- [GIVEN EXERCISE]:
Look through the records below and collect all lines that hold the string "true".

● ● ● ● ● ● ●

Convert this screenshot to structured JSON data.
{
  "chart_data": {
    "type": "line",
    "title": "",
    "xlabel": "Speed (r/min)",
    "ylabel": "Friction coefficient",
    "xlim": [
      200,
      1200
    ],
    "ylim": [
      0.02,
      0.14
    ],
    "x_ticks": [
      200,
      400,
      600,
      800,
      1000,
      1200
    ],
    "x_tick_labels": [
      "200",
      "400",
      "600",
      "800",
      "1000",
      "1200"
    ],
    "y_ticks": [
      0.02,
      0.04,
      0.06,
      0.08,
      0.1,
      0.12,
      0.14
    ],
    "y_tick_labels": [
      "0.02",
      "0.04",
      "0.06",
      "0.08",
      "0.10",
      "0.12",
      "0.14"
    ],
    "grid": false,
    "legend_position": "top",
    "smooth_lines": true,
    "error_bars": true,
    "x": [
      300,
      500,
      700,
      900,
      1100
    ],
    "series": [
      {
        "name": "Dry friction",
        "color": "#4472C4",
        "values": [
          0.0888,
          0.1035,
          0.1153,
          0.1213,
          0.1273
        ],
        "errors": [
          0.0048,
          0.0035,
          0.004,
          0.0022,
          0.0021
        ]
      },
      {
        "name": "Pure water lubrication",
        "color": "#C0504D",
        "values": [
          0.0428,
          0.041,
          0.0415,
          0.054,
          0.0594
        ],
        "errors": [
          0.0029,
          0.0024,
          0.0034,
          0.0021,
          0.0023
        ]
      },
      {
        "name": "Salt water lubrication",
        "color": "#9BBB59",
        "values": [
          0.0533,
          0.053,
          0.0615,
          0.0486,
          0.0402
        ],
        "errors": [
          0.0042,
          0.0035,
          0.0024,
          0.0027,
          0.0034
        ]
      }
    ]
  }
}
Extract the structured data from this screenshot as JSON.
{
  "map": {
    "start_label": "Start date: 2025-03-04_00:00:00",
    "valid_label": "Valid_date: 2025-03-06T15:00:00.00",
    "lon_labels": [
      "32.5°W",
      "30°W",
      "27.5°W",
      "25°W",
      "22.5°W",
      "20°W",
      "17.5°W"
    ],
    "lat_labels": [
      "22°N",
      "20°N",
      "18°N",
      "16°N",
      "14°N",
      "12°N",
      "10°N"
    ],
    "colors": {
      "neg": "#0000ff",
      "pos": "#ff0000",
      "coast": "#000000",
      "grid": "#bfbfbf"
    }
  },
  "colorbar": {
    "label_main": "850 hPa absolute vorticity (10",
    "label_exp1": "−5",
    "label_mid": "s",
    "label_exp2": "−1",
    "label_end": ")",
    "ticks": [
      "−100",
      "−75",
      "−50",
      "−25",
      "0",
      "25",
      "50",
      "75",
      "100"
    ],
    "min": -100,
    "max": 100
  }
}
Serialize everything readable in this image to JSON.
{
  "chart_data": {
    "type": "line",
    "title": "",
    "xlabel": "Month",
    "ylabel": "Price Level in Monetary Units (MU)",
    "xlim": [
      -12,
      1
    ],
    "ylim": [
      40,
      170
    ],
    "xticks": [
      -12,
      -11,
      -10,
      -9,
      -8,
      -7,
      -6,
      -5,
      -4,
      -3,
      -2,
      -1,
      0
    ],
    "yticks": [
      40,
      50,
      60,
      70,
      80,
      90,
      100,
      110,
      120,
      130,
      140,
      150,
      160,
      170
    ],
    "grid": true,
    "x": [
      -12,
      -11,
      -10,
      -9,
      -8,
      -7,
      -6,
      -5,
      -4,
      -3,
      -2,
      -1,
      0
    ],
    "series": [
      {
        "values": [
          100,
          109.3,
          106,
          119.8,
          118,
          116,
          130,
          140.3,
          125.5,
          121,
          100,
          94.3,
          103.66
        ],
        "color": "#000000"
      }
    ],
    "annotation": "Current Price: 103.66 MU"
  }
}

● ● ● ● ● ● ●

- [TASK ANSWER]:
    "smooth_lines": true,
    "error_bars": true,
    "grid": true,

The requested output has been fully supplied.